*** Provided entries ***

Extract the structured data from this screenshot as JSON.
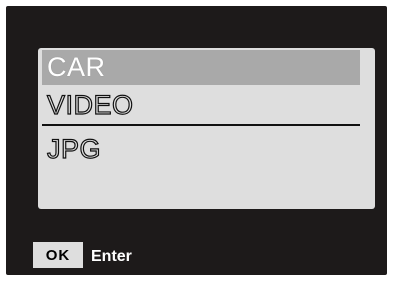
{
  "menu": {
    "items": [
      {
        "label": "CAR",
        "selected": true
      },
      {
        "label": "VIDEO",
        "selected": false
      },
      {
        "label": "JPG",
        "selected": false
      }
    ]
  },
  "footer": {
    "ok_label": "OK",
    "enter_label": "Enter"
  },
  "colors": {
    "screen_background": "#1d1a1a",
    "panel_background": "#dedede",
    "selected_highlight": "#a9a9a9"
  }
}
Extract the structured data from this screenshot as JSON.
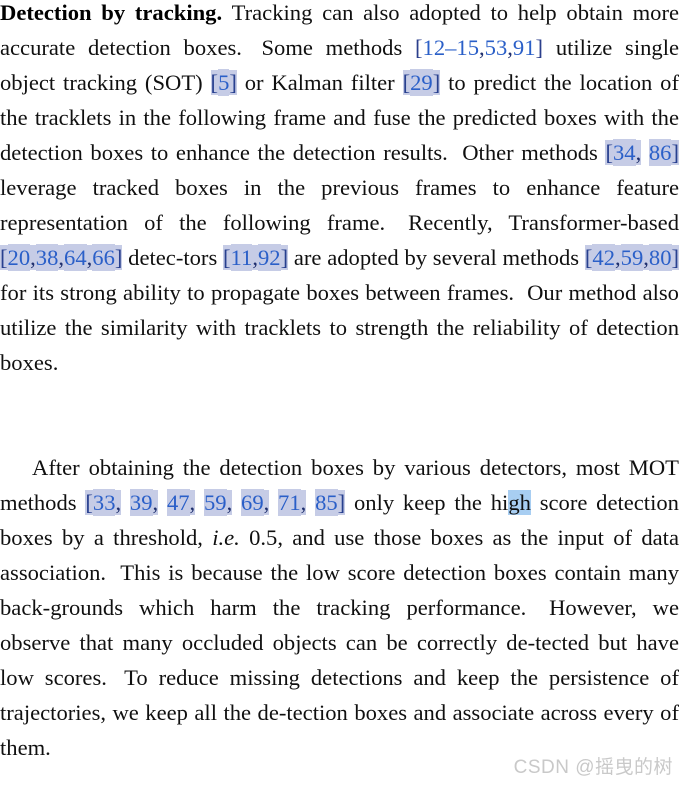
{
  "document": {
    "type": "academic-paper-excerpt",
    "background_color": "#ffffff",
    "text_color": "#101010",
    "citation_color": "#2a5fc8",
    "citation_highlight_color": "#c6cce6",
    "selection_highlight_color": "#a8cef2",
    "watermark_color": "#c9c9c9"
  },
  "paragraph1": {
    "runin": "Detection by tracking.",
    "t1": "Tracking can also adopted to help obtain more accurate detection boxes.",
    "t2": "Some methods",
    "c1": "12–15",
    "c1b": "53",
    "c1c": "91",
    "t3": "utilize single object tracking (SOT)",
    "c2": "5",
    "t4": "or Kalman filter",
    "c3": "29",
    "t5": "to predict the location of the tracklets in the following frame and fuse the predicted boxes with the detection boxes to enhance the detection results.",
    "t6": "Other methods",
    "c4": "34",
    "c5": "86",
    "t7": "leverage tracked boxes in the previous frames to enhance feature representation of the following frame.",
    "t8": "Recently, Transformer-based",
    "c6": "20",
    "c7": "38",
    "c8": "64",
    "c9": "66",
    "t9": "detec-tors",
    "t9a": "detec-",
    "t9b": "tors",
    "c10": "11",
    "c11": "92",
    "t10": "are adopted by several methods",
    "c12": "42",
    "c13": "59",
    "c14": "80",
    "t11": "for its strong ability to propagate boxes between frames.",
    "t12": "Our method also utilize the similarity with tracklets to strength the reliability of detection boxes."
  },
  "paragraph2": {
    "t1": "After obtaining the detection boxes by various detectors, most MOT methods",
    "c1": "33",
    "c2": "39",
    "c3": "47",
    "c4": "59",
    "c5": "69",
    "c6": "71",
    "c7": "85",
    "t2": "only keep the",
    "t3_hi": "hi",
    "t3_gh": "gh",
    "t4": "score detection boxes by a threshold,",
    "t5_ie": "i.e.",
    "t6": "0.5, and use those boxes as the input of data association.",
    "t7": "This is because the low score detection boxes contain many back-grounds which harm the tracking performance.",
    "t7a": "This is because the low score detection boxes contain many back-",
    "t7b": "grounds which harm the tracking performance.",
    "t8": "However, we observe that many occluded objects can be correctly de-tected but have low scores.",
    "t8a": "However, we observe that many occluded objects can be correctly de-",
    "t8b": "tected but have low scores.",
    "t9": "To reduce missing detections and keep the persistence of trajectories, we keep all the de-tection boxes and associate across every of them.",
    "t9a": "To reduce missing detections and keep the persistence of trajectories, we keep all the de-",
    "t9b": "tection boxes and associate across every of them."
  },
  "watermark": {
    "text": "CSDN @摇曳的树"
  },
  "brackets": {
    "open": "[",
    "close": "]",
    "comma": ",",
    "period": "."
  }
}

***

## What is expected
Return every line holding the word "correctly" from the records.

## The response
    "t8": "However, we observe that many occluded objects can be correctly de-tected but have low scores.",
    "t8a": "However, we observe that many occluded objects can be correctly de-",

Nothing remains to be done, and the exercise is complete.